Data in this exercise —
━━━━━━━━━━━━━━━━━━━━━━━━━━━━━━

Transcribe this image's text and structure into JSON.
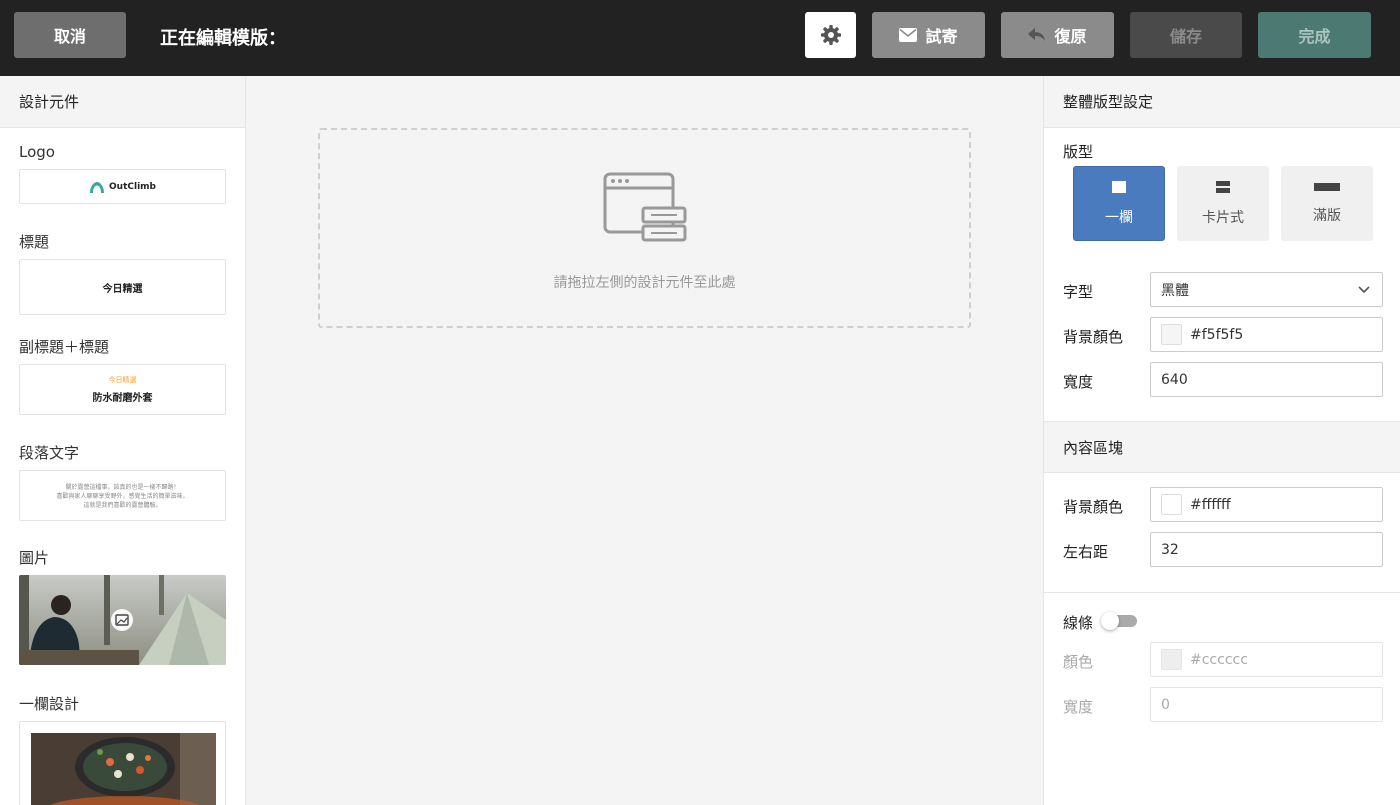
{
  "topbar": {
    "cancel_label": "取消",
    "editing_title": "正在編輯模版：",
    "settings_icon": "gear-icon",
    "test_send_label": "試寄",
    "undo_label": "復原",
    "save_label": "儲存",
    "done_label": "完成"
  },
  "left_panel": {
    "title": "設計元件",
    "components": [
      {
        "label": "Logo",
        "preview_text": "OutClimb"
      },
      {
        "label": "標題",
        "preview_text": "今日精選"
      },
      {
        "label": "副標題＋標題",
        "preview_sub": "今日精選",
        "preview_text": "防水耐磨外套"
      },
      {
        "label": "段落文字",
        "preview_lines": [
          "關於露營這檔事，該真的也是一樣不歸路！",
          "喜歡與家人聊聊享受野外，感覺生活的簡單滋味，",
          "這就是我們喜歡的露營體驗。"
        ]
      },
      {
        "label": "圖片"
      },
      {
        "label": "一欄設計"
      }
    ]
  },
  "canvas": {
    "placeholder": "請拖拉左側的設計元件至此處"
  },
  "right_panel": {
    "global_title": "整體版型設定",
    "layout_label": "版型",
    "layout_options": [
      {
        "label": "一欄",
        "active": true
      },
      {
        "label": "卡片式",
        "active": false
      },
      {
        "label": "滿版",
        "active": false
      }
    ],
    "font_label": "字型",
    "font_value": "黑體",
    "bg_color_label": "背景顏色",
    "bg_color_value": "#f5f5f5",
    "width_label": "寬度",
    "width_value": "640",
    "content_title": "內容區塊",
    "content_bg_label": "背景顏色",
    "content_bg_value": "#ffffff",
    "padding_label": "左右距",
    "padding_value": "32",
    "line_label": "線條",
    "line_enabled": false,
    "line_color_label": "顏色",
    "line_color_value": "#cccccc",
    "line_width_label": "寬度",
    "line_width_value": "0"
  },
  "colors": {
    "topbar_bg": "#222222",
    "accent_blue": "#4a7bbf",
    "done_green": "#4c7a72"
  }
}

━━━━━━━━━━━━━━━━━━━━━━━━━━━━━━

What to produce —
Your answer should be a single number: the count of lines that contain "背景顏色".

Task response —
2